» Your objective: Set down all of the data exactly as it appears.

Dataset items
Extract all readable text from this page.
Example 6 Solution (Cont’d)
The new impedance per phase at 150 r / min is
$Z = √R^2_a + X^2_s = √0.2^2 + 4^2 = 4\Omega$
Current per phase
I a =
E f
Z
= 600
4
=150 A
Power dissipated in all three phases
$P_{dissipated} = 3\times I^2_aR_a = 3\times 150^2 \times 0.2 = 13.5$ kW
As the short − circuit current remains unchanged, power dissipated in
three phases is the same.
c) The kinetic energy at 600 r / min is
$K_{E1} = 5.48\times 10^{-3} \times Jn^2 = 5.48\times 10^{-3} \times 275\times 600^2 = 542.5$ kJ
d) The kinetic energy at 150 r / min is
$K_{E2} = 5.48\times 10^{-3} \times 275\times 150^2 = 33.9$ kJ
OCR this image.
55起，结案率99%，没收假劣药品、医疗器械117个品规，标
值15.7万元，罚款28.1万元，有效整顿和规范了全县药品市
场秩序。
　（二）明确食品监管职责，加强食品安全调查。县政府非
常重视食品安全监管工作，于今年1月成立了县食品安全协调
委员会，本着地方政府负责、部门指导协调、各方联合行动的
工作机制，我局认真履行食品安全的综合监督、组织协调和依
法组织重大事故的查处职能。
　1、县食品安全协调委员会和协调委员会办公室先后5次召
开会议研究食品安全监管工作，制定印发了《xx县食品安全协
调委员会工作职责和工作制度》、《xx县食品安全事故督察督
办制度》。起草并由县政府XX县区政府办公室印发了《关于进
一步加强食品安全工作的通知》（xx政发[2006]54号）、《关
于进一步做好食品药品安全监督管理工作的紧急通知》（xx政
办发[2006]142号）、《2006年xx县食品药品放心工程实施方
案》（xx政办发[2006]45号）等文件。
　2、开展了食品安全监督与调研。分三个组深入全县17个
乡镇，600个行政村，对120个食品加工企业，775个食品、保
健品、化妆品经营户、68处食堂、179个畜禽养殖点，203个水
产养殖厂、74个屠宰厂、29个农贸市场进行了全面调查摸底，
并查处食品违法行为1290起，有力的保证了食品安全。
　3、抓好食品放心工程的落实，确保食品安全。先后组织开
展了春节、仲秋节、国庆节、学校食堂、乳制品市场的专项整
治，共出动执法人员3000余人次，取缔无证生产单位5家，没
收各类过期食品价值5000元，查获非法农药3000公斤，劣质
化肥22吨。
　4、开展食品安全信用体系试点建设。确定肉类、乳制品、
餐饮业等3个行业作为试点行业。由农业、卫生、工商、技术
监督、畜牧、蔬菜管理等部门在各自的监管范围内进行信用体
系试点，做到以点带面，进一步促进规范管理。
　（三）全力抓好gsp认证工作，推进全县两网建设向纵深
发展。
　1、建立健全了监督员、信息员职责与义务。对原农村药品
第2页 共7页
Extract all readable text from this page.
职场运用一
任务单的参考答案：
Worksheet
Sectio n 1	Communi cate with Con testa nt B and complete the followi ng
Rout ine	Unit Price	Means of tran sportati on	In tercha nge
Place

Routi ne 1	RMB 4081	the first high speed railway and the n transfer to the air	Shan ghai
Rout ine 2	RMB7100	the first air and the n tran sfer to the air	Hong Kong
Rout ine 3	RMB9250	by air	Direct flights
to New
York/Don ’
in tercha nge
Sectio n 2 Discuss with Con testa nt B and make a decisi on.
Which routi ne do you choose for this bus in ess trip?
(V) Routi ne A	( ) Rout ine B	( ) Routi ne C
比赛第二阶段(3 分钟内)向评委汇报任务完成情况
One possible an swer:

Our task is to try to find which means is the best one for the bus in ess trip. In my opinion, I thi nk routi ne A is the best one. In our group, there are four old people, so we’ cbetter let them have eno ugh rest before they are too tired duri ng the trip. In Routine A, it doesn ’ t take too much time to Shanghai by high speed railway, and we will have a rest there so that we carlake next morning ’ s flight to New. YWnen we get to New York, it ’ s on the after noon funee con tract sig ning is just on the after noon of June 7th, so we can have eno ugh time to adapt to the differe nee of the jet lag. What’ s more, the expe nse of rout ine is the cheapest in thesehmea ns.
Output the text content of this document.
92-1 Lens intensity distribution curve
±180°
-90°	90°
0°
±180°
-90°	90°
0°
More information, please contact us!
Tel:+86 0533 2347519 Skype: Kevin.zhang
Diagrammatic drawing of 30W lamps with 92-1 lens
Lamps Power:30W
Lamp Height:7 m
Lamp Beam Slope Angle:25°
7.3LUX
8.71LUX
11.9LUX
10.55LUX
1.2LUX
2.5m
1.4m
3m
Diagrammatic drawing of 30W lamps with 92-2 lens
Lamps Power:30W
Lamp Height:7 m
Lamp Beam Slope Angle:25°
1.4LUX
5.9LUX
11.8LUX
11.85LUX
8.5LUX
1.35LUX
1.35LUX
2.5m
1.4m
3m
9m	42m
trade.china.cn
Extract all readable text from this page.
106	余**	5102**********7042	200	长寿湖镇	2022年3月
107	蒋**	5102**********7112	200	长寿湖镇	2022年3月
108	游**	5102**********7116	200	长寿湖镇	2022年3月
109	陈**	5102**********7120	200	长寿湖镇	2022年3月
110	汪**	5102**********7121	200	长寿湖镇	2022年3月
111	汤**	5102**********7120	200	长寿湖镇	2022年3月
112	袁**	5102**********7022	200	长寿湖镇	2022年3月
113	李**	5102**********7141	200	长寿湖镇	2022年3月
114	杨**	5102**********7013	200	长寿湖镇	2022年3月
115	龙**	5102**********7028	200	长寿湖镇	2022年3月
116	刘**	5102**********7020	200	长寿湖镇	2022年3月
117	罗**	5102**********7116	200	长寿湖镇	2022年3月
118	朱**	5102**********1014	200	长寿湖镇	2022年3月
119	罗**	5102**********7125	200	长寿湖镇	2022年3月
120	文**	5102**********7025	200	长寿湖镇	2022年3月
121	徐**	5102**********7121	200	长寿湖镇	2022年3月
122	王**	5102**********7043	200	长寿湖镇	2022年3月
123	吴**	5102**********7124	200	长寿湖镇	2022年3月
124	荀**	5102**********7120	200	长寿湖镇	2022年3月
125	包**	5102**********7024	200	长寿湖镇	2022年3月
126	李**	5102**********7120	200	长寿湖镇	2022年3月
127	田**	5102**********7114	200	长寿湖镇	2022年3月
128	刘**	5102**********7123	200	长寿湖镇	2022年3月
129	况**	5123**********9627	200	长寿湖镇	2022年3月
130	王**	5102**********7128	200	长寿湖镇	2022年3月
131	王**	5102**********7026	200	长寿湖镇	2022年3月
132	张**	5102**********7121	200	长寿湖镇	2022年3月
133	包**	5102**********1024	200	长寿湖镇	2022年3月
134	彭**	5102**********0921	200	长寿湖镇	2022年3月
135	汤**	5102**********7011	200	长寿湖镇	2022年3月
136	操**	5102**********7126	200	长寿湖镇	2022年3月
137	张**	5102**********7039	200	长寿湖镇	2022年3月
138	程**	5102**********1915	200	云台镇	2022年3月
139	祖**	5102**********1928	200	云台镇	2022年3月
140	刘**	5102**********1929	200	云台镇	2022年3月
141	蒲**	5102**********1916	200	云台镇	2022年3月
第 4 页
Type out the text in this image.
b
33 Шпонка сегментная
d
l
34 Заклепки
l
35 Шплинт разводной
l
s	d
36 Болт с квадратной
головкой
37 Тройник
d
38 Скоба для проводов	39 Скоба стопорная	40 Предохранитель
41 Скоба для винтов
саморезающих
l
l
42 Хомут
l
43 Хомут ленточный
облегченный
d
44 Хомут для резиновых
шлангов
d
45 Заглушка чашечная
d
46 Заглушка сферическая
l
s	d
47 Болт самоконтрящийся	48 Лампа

» Output for this task:
Extract all readable text from this page.
Example 6 Solution (Cont’d)
The new impedance per phase at 150 r / min is
$Z = √R^2_a + X^2_s = √0.2^2 + 4^2 = 4\Omega$
Current per phase
I a =
E f
Z
= 600
4
=150 A
Power dissipated in all three phases
$P_{dissipated} = 3\times I^2_aR_a = 3\times 150^2 \times 0.2 = 13.5$ kW
As the short − circuit current remains unchanged, power dissipated in
three phases is the same.
c) The kinetic energy at 600 r / min is
$K_{E1} = 5.48\times 10^{-3} \times Jn^2 = 5.48\times 10^{-3} \times 275\times 600^2 = 542.5$ kJ
d) The kinetic energy at 150 r / min is
$K_{E2} = 5.48\times 10^{-3} \times 275\times 150^2 = 33.9$ kJ
OCR this image.
55起，结案率99%，没收假劣药品、医疗器械117个品规，标
值15.7万元，罚款28.1万元，有效整顿和规范了全县药品市
场秩序。
　（二）明确食品监管职责，加强食品安全调查。县政府非
常重视食品安全监管工作，于今年1月成立了县食品安全协调
委员会，本着地方政府负责、部门指导协调、各方联合行动的
工作机制，我局认真履行食品安全的综合监督、组织协调和依
法组织重大事故的查处职能。
　1、县食品安全协调委员会和协调委员会办公室先后5次召
开会议研究食品安全监管工作，制定印发了《xx县食品安全协
调委员会工作职责和工作制度》、《xx县食品安全事故督察督
办制度》。起草并由县政府XX县区政府办公室印发了《关于进
一步加强食品安全工作的通知》（xx政发[2006]54号）、《关
于进一步做好食品药品安全监督管理工作的紧急通知》（xx政
办发[2006]142号）、《2006年xx县食品药品放心工程实施方
案》（xx政办发[2006]45号）等文件。
　2、开展了食品安全监督与调研。分三个组深入全县17个
乡镇，600个行政村，对120个食品加工企业，775个食品、保
健品、化妆品经营户、68处食堂、179个畜禽养殖点，203个水
产养殖厂、74个屠宰厂、29个农贸市场进行了全面调查摸底，
并查处食品违法行为1290起，有力的保证了食品安全。
　3、抓好食品放心工程的落实，确保食品安全。先后组织开
展了春节、仲秋节、国庆节、学校食堂、乳制品市场的专项整
治，共出动执法人员3000余人次，取缔无证生产单位5家，没
收各类过期食品价值5000元，查获非法农药3000公斤，劣质
化肥22吨。
　4、开展食品安全信用体系试点建设。确定肉类、乳制品、
餐饮业等3个行业作为试点行业。由农业、卫生、工商、技术
监督、畜牧、蔬菜管理等部门在各自的监管范围内进行信用体
系试点，做到以点带面，进一步促进规范管理。
　（三）全力抓好gsp认证工作，推进全县两网建设向纵深
发展。
　1、建立健全了监督员、信息员职责与义务。对原农村药品
第2页 共7页
Extract all readable text from this page.
职场运用一
任务单的参考答案：
Worksheet
Sectio n 1	Communi cate with Con testa nt B and complete the followi ng
Rout ine	Unit Price	Means of tran sportati on	In tercha nge
Place

Routi ne 1	RMB 4081	the first high speed railway and the n transfer to the air	Shan ghai
Rout ine 2	RMB7100	the first air and the n tran sfer to the air	Hong Kong
Rout ine 3	RMB9250	by air	Direct flights
to New
York/Don ’
in tercha nge
Sectio n 2 Discuss with Con testa nt B and make a decisi on.
Which routi ne do you choose for this bus in ess trip?
(V) Routi ne A	( ) Rout ine B	( ) Routi ne C
比赛第二阶段(3 分钟内)向评委汇报任务完成情况
One possible an swer:

Our task is to try to find which means is the best one for the bus in ess trip. In my opinion, I thi nk routi ne A is the best one. In our group, there are four old people, so we’ cbetter let them have eno ugh rest before they are too tired duri ng the trip. In Routine A, it doesn ’ t take too much time to Shanghai by high speed railway, and we will have a rest there so that we carlake next morning ’ s flight to New. YWnen we get to New York, it ’ s on the after noon funee con tract sig ning is just on the after noon of June 7th, so we can have eno ugh time to adapt to the differe nee of the jet lag. What’ s more, the expe nse of rout ine is the cheapest in thesehmea ns.
Output the text content of this document.
92-1 Lens intensity distribution curve
±180°
-90°	90°
0°
±180°
-90°	90°
0°
More information, please contact us!
Tel:+86 0533 2347519 Skype: Kevin.zhang
Diagrammatic drawing of 30W lamps with 92-1 lens
Lamps Power:30W
Lamp Height:7 m
Lamp Beam Slope Angle:25°
7.3LUX
8.71LUX
11.9LUX
10.55LUX
1.2LUX
2.5m
1.4m
3m
Diagrammatic drawing of 30W lamps with 92-2 lens
Lamps Power:30W
Lamp Height:7 m
Lamp Beam Slope Angle:25°
1.4LUX
5.9LUX
11.8LUX
11.85LUX
8.5LUX
1.35LUX
1.35LUX
2.5m
1.4m
3m
9m	42m
trade.china.cn
Extract all readable text from this page.
106	余**	5102**********7042	200	长寿湖镇	2022年3月
107	蒋**	5102**********7112	200	长寿湖镇	2022年3月
108	游**	5102**********7116	200	长寿湖镇	2022年3月
109	陈**	5102**********7120	200	长寿湖镇	2022年3月
110	汪**	5102**********7121	200	长寿湖镇	2022年3月
111	汤**	5102**********7120	200	长寿湖镇	2022年3月
112	袁**	5102**********7022	200	长寿湖镇	2022年3月
113	李**	5102**********7141	200	长寿湖镇	2022年3月
114	杨**	5102**********7013	200	长寿湖镇	2022年3月
115	龙**	5102**********7028	200	长寿湖镇	2022年3月
116	刘**	5102**********7020	200	长寿湖镇	2022年3月
117	罗**	5102**********7116	200	长寿湖镇	2022年3月
118	朱**	5102**********1014	200	长寿湖镇	2022年3月
119	罗**	5102**********7125	200	长寿湖镇	2022年3月
120	文**	5102**********7025	200	长寿湖镇	2022年3月
121	徐**	5102**********7121	200	长寿湖镇	2022年3月
122	王**	5102**********7043	200	长寿湖镇	2022年3月
123	吴**	5102**********7124	200	长寿湖镇	2022年3月
124	荀**	5102**********7120	200	长寿湖镇	2022年3月
125	包**	5102**********7024	200	长寿湖镇	2022年3月
126	李**	5102**********7120	200	长寿湖镇	2022年3月
127	田**	5102**********7114	200	长寿湖镇	2022年3月
128	刘**	5102**********7123	200	长寿湖镇	2022年3月
129	况**	5123**********9627	200	长寿湖镇	2022年3月
130	王**	5102**********7128	200	长寿湖镇	2022年3月
131	王**	5102**********7026	200	长寿湖镇	2022年3月
132	张**	5102**********7121	200	长寿湖镇	2022年3月
133	包**	5102**********1024	200	长寿湖镇	2022年3月
134	彭**	5102**********0921	200	长寿湖镇	2022年3月
135	汤**	5102**********7011	200	长寿湖镇	2022年3月
136	操**	5102**********7126	200	长寿湖镇	2022年3月
137	张**	5102**********7039	200	长寿湖镇	2022年3月
138	程**	5102**********1915	200	云台镇	2022年3月
139	祖**	5102**********1928	200	云台镇	2022年3月
140	刘**	5102**********1929	200	云台镇	2022年3月
141	蒲**	5102**********1916	200	云台镇	2022年3月
第 4 页
Type out the text in this image.
b
33 Шпонка сегментная
d
l
34 Заклепки
l
35 Шплинт разводной
l
s	d
36 Болт с квадратной
головкой
37 Тройник
d
38 Скоба для проводов	39 Скоба стопорная	40 Предохранитель
41 Скоба для винтов
саморезающих
l
l
42 Хомут
l
43 Хомут ленточный
облегченный
d
44 Хомут для резиновых
шлангов
d
45 Заглушка чашечная
d
46 Заглушка сферическая
l
s	d
47 Болт самоконтрящийся	48 Лампа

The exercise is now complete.